**EXERCISE OBJECTIVE**
Print each of the entries exactly, leaving nothing out.

**GIVEN RECORDS**
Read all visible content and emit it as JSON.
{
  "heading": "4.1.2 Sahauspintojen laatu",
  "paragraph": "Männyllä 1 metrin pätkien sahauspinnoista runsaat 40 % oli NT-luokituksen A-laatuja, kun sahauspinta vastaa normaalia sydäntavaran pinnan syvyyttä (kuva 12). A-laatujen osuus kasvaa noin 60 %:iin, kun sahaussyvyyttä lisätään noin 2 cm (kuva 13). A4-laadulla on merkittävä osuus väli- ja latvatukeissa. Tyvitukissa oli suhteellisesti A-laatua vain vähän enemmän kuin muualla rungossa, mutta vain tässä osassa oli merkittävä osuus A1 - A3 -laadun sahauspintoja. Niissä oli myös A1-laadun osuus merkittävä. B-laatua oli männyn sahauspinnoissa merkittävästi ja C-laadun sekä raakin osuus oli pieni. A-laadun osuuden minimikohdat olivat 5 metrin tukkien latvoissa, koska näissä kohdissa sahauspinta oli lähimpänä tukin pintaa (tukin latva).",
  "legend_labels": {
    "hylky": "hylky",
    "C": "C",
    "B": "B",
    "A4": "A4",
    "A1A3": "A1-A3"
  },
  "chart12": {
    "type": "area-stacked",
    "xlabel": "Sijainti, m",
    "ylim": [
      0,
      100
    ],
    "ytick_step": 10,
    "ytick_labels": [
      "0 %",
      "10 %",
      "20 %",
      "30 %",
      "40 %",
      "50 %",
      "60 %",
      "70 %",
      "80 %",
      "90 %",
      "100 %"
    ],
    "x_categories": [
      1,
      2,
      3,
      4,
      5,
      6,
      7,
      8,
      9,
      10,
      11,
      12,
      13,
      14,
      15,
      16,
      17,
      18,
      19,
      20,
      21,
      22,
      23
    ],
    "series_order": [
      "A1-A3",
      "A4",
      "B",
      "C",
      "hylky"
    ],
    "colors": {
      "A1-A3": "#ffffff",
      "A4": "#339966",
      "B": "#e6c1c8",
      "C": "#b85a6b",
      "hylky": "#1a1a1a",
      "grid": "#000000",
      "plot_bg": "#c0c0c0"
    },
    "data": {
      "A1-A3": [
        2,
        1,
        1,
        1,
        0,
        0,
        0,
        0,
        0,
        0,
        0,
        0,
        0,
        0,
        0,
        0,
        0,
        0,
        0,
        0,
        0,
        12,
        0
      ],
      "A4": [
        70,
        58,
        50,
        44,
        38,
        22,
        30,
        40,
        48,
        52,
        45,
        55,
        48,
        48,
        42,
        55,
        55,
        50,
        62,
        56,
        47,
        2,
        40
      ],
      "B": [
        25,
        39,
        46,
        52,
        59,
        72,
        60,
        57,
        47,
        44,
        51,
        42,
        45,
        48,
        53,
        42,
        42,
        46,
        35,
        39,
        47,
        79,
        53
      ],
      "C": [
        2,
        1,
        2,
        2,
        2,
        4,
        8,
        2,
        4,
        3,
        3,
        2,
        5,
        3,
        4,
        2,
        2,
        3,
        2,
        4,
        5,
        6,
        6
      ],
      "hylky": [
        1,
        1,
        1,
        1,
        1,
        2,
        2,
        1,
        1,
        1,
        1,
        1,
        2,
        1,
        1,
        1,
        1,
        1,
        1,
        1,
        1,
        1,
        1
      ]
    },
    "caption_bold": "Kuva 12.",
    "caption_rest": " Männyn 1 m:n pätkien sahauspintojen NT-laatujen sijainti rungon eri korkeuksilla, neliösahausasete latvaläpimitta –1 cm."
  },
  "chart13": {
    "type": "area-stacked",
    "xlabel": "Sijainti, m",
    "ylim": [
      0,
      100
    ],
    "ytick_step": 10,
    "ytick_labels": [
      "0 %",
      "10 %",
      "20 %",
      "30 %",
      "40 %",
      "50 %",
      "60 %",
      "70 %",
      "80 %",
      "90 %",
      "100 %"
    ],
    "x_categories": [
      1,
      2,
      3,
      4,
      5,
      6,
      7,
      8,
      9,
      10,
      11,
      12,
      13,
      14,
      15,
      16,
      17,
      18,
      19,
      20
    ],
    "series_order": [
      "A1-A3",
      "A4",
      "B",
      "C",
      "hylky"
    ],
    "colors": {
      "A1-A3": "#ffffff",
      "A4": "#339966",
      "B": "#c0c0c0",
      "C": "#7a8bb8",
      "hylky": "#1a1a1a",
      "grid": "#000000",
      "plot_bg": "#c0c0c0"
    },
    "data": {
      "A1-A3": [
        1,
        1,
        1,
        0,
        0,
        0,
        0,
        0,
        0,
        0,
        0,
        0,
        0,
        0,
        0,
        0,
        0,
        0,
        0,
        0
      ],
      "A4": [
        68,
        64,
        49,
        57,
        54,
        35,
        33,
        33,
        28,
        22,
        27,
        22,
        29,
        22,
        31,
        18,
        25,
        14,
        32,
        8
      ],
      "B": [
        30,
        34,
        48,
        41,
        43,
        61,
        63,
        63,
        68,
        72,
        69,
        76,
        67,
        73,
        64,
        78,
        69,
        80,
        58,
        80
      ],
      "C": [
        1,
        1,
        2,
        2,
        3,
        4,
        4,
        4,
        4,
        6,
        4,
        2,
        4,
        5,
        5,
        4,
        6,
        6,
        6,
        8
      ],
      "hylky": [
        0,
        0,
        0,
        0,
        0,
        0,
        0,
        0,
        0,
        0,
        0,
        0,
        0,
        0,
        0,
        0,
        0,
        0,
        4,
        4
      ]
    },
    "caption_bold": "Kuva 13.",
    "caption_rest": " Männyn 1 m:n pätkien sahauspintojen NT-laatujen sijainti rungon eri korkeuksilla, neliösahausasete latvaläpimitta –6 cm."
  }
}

**EXPECTED ANSWER**
Read all visible content and emit it as JSON.
{
  "heading": "4.1.2 Sahauspintojen laatu",
  "paragraph": "Männyllä 1 metrin pätkien sahauspinnoista runsaat 40 % oli NT-luokituksen A-laatuja, kun sahauspinta vastaa normaalia sydäntavaran pinnan syvyyttä (kuva 12). A-laatujen osuus kasvaa noin 60 %:iin, kun sahaussyvyyttä lisätään noin 2 cm (kuva 13). A4-laadulla on merkittävä osuus väli- ja latvatukeissa. Tyvitukissa oli suhteellisesti A-laatua vain vähän enemmän kuin muualla rungossa, mutta vain tässä osassa oli merkittävä osuus A1 - A3 -laadun sahauspintoja. Niissä oli myös A1-laadun osuus merkittävä. B-laatua oli männyn sahauspinnoissa merkittävästi ja C-laadun sekä raakin osuus oli pieni. A-laadun osuuden minimikohdat olivat 5 metrin tukkien latvoissa, koska näissä kohdissa sahauspinta oli lähimpänä tukin pintaa (tukin latva).",
  "legend_labels": {
    "hylky": "hylky",
    "C": "C",
    "B": "B",
    "A4": "A4",
    "A1A3": "A1-A3"
  },
  "chart12": {
    "type": "area-stacked",
    "xlabel": "Sijainti, m",
    "ylim": [
      0,
      100
    ],
    "ytick_step": 10,
    "ytick_labels": [
      "0 %",
      "10 %",
      "20 %",
      "30 %",
      "40 %",
      "50 %",
      "60 %",
      "70 %",
      "80 %",
      "90 %",
      "100 %"
    ],
    "x_categories": [
      1,
      2,
      3,
      4,
      5,
      6,
      7,
      8,
      9,
      10,
      11,
      12,
      13,
      14,
      15,
      16,
      17,
      18,
      19,
      20,
      21,
      22,
      23
    ],
    "series_order": [
      "A1-A3",
      "A4",
      "B",
      "C",
      "hylky"
    ],
    "colors": {
      "A1-A3": "#ffffff",
      "A4": "#339966",
      "B": "#e6c1c8",
      "C": "#b85a6b",
      "hylky": "#1a1a1a",
      "grid": "#000000",
      "plot_bg": "#c0c0c0"
    },
    "data": {
      "A1-A3": [
        2,
        1,
        1,
        1,
        0,
        0,
        0,
        0,
        0,
        0,
        0,
        0,
        0,
        0,
        0,
        0,
        0,
        0,
        0,
        0,
        0,
        12,
        0
      ],
      "A4": [
        70,
        58,
        50,
        44,
        38,
        22,
        30,
        40,
        48,
        52,
        45,
        55,
        48,
        48,
        42,
        55,
        55,
        50,
        62,
        56,
        47,
        2,
        40
      ],
      "B": [
        25,
        39,
        46,
        52,
        59,
        72,
        60,
        57,
        47,
        44,
        51,
        42,
        45,
        48,
        53,
        42,
        42,
        46,
        35,
        39,
        47,
        79,
        53
      ],
      "C": [
        2,
        1,
        2,
        2,
        2,
        4,
        8,
        2,
        4,
        3,
        3,
        2,
        5,
        3,
        4,
        2,
        2,
        3,
        2,
        4,
        5,
        6,
        6
      ],
      "hylky": [
        1,
        1,
        1,
        1,
        1,
        2,
        2,
        1,
        1,
        1,
        1,
        1,
        2,
        1,
        1,
        1,
        1,
        1,
        1,
        1,
        1,
        1,
        1
      ]
    },
    "caption_bold": "Kuva 12.",
    "caption_rest": " Männyn 1 m:n pätkien sahauspintojen NT-laatujen sijainti rungon eri korkeuksilla, neliösahausasete latvaläpimitta –1 cm."
  },
  "chart13": {
    "type": "area-stacked",
    "xlabel": "Sijainti, m",
    "ylim": [
      0,
      100
    ],
    "ytick_step": 10,
    "ytick_labels": [
      "0 %",
      "10 %",
      "20 %",
      "30 %",
      "40 %",
      "50 %",
      "60 %",
      "70 %",
      "80 %",
      "90 %",
      "100 %"
    ],
    "x_categories": [
      1,
      2,
      3,
      4,
      5,
      6,
      7,
      8,
      9,
      10,
      11,
      12,
      13,
      14,
      15,
      16,
      17,
      18,
      19,
      20
    ],
    "series_order": [
      "A1-A3",
      "A4",
      "B",
      "C",
      "hylky"
    ],
    "colors": {
      "A1-A3": "#ffffff",
      "A4": "#339966",
      "B": "#c0c0c0",
      "C": "#7a8bb8",
      "hylky": "#1a1a1a",
      "grid": "#000000",
      "plot_bg": "#c0c0c0"
    },
    "data": {
      "A1-A3": [
        1,
        1,
        1,
        0,
        0,
        0,
        0,
        0,
        0,
        0,
        0,
        0,
        0,
        0,
        0,
        0,
        0,
        0,
        0,
        0
      ],
      "A4": [
        68,
        64,
        49,
        57,
        54,
        35,
        33,
        33,
        28,
        22,
        27,
        22,
        29,
        22,
        31,
        18,
        25,
        14,
        32,
        8
      ],
      "B": [
        30,
        34,
        48,
        41,
        43,
        61,
        63,
        63,
        68,
        72,
        69,
        76,
        67,
        73,
        64,
        78,
        69,
        80,
        58,
        80
      ],
      "C": [
        1,
        1,
        2,
        2,
        3,
        4,
        4,
        4,
        4,
        6,
        4,
        2,
        4,
        5,
        5,
        4,
        6,
        6,
        6,
        8
      ],
      "hylky": [
        0,
        0,
        0,
        0,
        0,
        0,
        0,
        0,
        0,
        0,
        0,
        0,
        0,
        0,
        0,
        0,
        0,
        0,
        4,
        4
      ]
    },
    "caption_bold": "Kuva 13.",
    "caption_rest": " Männyn 1 m:n pätkien sahauspintojen NT-laatujen sijainti rungon eri korkeuksilla, neliösahausasete latvaläpimitta –6 cm."
  }
}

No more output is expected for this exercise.